- **Directions**
Determine how many lines of the records include "Konvent", and answer with the number alone.

Stored data entries:
====
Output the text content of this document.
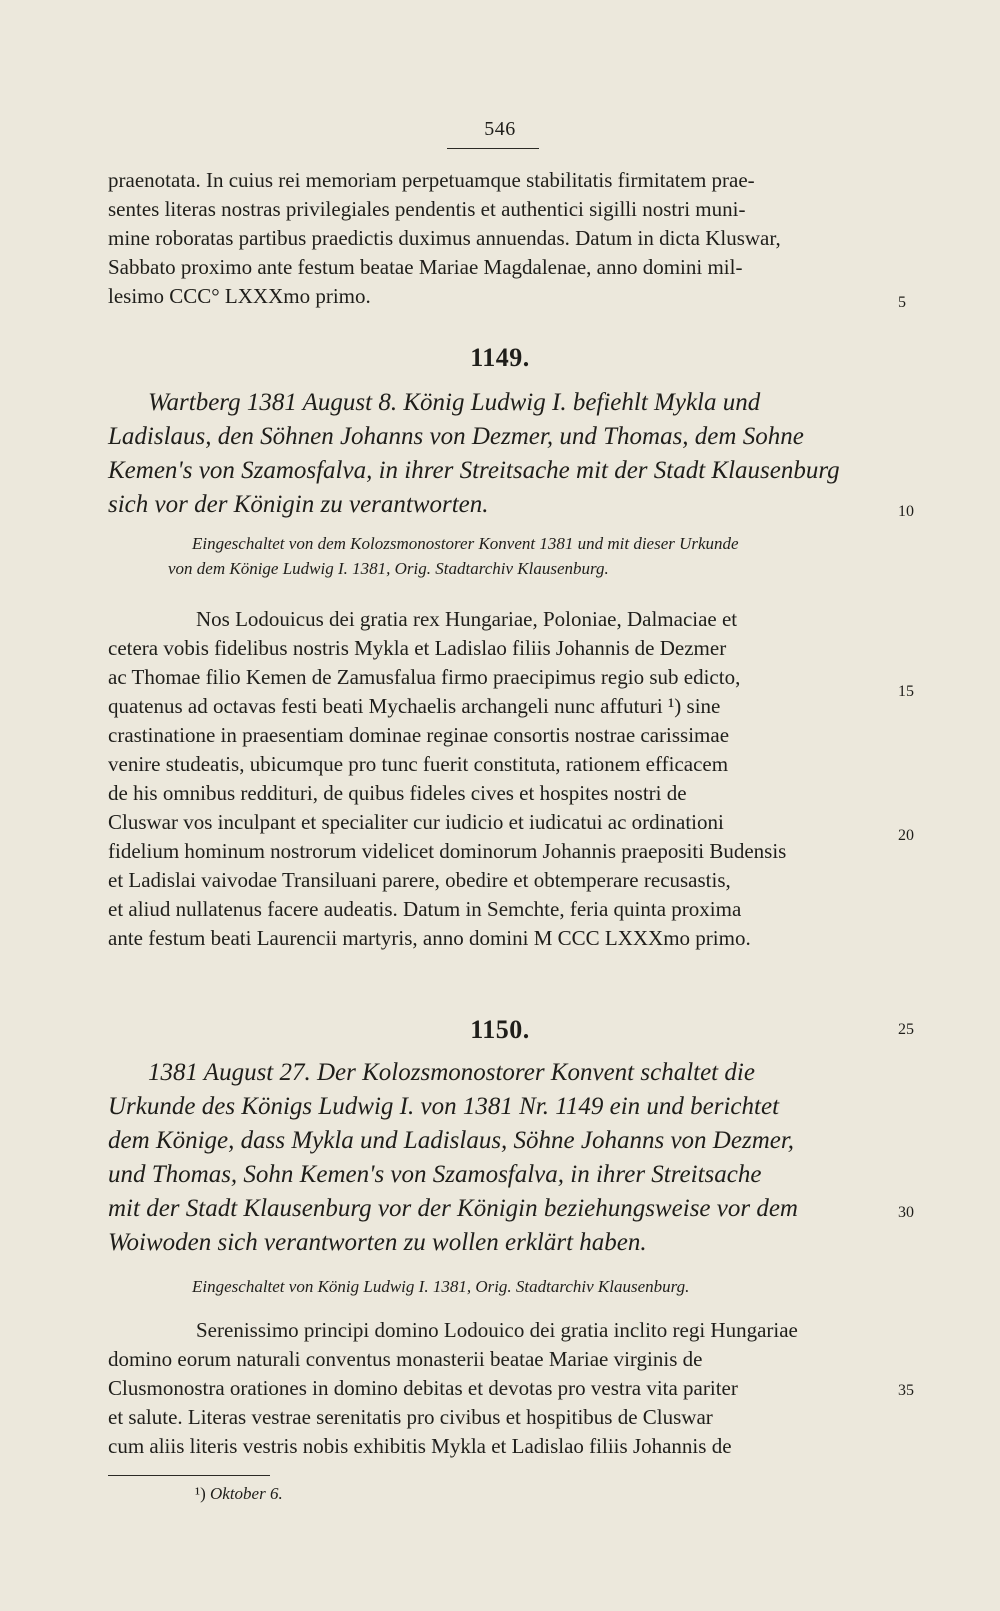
546

praenotata. In cuius rei memoriam perpetuamque stabilitatis firmitatem prae-

sentes literas nostras privilegiales pendentis et authentici sigilli nostri muni-

mine roboratas partibus praedictis duximus annuendas. Datum in dicta Kluswar,

Sabbato proximo ante festum beatae Mariae Magdalenae, anno domini mil-

lesimo CCC° LXXXmo primo.

1149.

Wartberg 1381 August 8. König Ludwig I. befiehlt Mykla und

Ladislaus, den Söhnen Johanns von Dezmer, und Thomas, dem Sohne

Kemen's von Szamosfalva, in ihrer Streitsache mit der Stadt Klausenburg

sich vor der Königin zu verantworten.

Eingeschaltet von dem Kolozsmonostorer Konvent 1381 und mit dieser Urkunde

von dem Könige Ludwig I. 1381, Orig. Stadtarchiv Klausenburg.

Nos Lodouicus dei gratia rex Hungariae, Poloniae, Dalmaciae et

cetera vobis fidelibus nostris Mykla et Ladislao filiis Johannis de Dezmer

ac Thomae filio Kemen de Zamusfalua firmo praecipimus regio sub edicto,

quatenus ad octavas festi beati Mychaelis archangeli nunc affuturi ¹) sine

crastinatione in praesentiam dominae reginae consortis nostrae carissimae

venire studeatis, ubicumque pro tunc fuerit constituta, rationem efficacem

de his omnibus reddituri, de quibus fideles cives et hospites nostri de

Cluswar vos inculpant et specialiter cur iudicio et iudicatui ac ordinationi

fidelium hominum nostrorum videlicet dominorum Johannis praepositi Budensis

et Ladislai vaivodae Transiluani parere, obedire et obtemperare recusastis,

et aliud nullatenus facere audeatis. Datum in Semchte, feria quinta proxima

ante festum beati Laurencii martyris, anno domini M CCC LXXXmo primo.

1150.

1381 August 27. Der Kolozsmonostorer Konvent schaltet die

Urkunde des Königs Ludwig I. von 1381 Nr. 1149 ein und berichtet

dem Könige, dass Mykla und Ladislaus, Söhne Johanns von Dezmer,

und Thomas, Sohn Kemen's von Szamosfalva, in ihrer Streitsache

mit der Stadt Klausenburg vor der Königin beziehungsweise vor dem

Woiwoden sich verantworten zu wollen erklärt haben.

Eingeschaltet von König Ludwig I. 1381, Orig. Stadtarchiv Klausenburg.

Serenissimo principi domino Lodouico dei gratia inclito regi Hungariae

domino eorum naturali conventus monasterii beatae Mariae virginis de

Clusmonostra orationes in domino debitas et devotas pro vestra vita pariter

et salute. Literas vestrae serenitatis pro civibus et hospitibus de Cluswar

cum aliis literis vestris nobis exhibitis Mykla et Ladislao filiis Johannis de

5
10
15
20
25
30
35
¹) Oktober 6.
====
- **Result for this exercise**
2